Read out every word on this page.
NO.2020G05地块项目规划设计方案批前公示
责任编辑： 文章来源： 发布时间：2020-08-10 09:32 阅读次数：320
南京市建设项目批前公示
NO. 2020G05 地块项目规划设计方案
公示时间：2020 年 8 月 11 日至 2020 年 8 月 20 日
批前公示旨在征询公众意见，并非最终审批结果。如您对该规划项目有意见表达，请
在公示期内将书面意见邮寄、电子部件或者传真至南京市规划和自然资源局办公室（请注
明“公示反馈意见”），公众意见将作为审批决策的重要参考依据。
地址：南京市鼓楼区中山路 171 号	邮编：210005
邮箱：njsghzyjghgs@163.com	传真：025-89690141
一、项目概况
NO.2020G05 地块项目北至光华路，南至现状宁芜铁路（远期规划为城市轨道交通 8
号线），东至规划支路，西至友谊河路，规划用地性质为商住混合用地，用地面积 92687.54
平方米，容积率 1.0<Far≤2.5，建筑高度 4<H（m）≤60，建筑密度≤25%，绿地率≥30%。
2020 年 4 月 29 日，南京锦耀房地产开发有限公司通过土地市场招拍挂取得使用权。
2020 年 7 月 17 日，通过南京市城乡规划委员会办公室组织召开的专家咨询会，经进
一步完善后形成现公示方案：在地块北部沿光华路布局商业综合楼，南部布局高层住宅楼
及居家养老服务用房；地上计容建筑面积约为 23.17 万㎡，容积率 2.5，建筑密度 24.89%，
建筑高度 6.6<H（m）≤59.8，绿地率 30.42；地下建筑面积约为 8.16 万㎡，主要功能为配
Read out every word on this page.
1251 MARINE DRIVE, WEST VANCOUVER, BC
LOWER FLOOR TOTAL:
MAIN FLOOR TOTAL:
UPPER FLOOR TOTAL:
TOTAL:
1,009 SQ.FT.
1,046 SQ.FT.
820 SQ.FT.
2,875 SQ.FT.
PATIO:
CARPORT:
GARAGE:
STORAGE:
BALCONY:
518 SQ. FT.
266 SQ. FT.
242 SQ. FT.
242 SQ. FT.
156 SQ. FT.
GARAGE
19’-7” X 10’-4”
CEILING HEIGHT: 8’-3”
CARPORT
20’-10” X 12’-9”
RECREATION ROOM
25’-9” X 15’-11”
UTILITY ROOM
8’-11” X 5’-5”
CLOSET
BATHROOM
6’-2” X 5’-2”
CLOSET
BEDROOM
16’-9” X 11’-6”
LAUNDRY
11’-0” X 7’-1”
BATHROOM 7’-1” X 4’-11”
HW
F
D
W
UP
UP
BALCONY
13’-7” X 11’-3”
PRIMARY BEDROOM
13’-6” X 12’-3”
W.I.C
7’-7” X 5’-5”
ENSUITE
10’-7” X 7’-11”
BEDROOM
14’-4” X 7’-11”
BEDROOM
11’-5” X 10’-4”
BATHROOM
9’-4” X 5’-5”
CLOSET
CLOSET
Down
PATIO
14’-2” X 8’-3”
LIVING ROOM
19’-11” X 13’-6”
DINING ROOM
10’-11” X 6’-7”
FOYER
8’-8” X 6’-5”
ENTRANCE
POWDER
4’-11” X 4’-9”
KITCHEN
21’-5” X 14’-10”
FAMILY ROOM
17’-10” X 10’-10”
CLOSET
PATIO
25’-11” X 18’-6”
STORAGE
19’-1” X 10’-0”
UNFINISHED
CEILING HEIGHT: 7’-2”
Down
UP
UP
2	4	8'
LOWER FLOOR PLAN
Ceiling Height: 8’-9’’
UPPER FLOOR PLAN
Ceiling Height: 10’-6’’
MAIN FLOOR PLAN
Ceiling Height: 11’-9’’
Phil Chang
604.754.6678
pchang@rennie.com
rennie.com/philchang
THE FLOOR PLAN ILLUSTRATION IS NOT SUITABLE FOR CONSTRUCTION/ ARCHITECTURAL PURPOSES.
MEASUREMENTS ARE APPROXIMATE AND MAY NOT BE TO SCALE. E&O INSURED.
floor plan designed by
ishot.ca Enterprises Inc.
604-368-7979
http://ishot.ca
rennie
..............................
> Problem to solve: Your task is to quote all of the data word for word.

> Response for this exercise:
Read out every word on this page.
NO.2020G05地块项目规划设计方案批前公示
责任编辑： 文章来源： 发布时间：2020-08-10 09:32 阅读次数：320
南京市建设项目批前公示
NO. 2020G05 地块项目规划设计方案
公示时间：2020 年 8 月 11 日至 2020 年 8 月 20 日
批前公示旨在征询公众意见，并非最终审批结果。如您对该规划项目有意见表达，请
在公示期内将书面意见邮寄、电子部件或者传真至南京市规划和自然资源局办公室（请注
明“公示反馈意见”），公众意见将作为审批决策的重要参考依据。
地址：南京市鼓楼区中山路 171 号	邮编：210005
邮箱：njsghzyjghgs@163.com	传真：025-89690141
一、项目概况
NO.2020G05 地块项目北至光华路，南至现状宁芜铁路（远期规划为城市轨道交通 8
号线），东至规划支路，西至友谊河路，规划用地性质为商住混合用地，用地面积 92687.54
平方米，容积率 1.0<Far≤2.5，建筑高度 4<H（m）≤60，建筑密度≤25%，绿地率≥30%。
2020 年 4 月 29 日，南京锦耀房地产开发有限公司通过土地市场招拍挂取得使用权。
2020 年 7 月 17 日，通过南京市城乡规划委员会办公室组织召开的专家咨询会，经进
一步完善后形成现公示方案：在地块北部沿光华路布局商业综合楼，南部布局高层住宅楼
及居家养老服务用房；地上计容建筑面积约为 23.17 万㎡，容积率 2.5，建筑密度 24.89%，
建筑高度 6.6<H（m）≤59.8，绿地率 30.42；地下建筑面积约为 8.16 万㎡，主要功能为配
Read out every word on this page.
1251 MARINE DRIVE, WEST VANCOUVER, BC
LOWER FLOOR TOTAL:
MAIN FLOOR TOTAL:
UPPER FLOOR TOTAL:
TOTAL:
1,009 SQ.FT.
1,046 SQ.FT.
820 SQ.FT.
2,875 SQ.FT.
PATIO:
CARPORT:
GARAGE:
STORAGE:
BALCONY:
518 SQ. FT.
266 SQ. FT.
242 SQ. FT.
242 SQ. FT.
156 SQ. FT.
GARAGE
19’-7” X 10’-4”
CEILING HEIGHT: 8’-3”
CARPORT
20’-10” X 12’-9”
RECREATION ROOM
25’-9” X 15’-11”
UTILITY ROOM
8’-11” X 5’-5”
CLOSET
BATHROOM
6’-2” X 5’-2”
CLOSET
BEDROOM
16’-9” X 11’-6”
LAUNDRY
11’-0” X 7’-1”
BATHROOM 7’-1” X 4’-11”
HW
F
D
W
UP
UP
BALCONY
13’-7” X 11’-3”
PRIMARY BEDROOM
13’-6” X 12’-3”
W.I.C
7’-7” X 5’-5”
ENSUITE
10’-7” X 7’-11”
BEDROOM
14’-4” X 7’-11”
BEDROOM
11’-5” X 10’-4”
BATHROOM
9’-4” X 5’-5”
CLOSET
CLOSET
Down
PATIO
14’-2” X 8’-3”
LIVING ROOM
19’-11” X 13’-6”
DINING ROOM
10’-11” X 6’-7”
FOYER
8’-8” X 6’-5”
ENTRANCE
POWDER
4’-11” X 4’-9”
KITCHEN
21’-5” X 14’-10”
FAMILY ROOM
17’-10” X 10’-10”
CLOSET
PATIO
25’-11” X 18’-6”
STORAGE
19’-1” X 10’-0”
UNFINISHED
CEILING HEIGHT: 7’-2”
Down
UP
UP
2	4	8'
LOWER FLOOR PLAN
Ceiling Height: 8’-9’’
UPPER FLOOR PLAN
Ceiling Height: 10’-6’’
MAIN FLOOR PLAN
Ceiling Height: 11’-9’’
Phil Chang
604.754.6678
pchang@rennie.com
rennie.com/philchang
THE FLOOR PLAN ILLUSTRATION IS NOT SUITABLE FOR CONSTRUCTION/ ARCHITECTURAL PURPOSES.
MEASUREMENTS ARE APPROXIMATE AND MAY NOT BE TO SCALE. E&O INSURED.
floor plan designed by
ishot.ca Enterprises Inc.
604-368-7979
http://ishot.ca
rennie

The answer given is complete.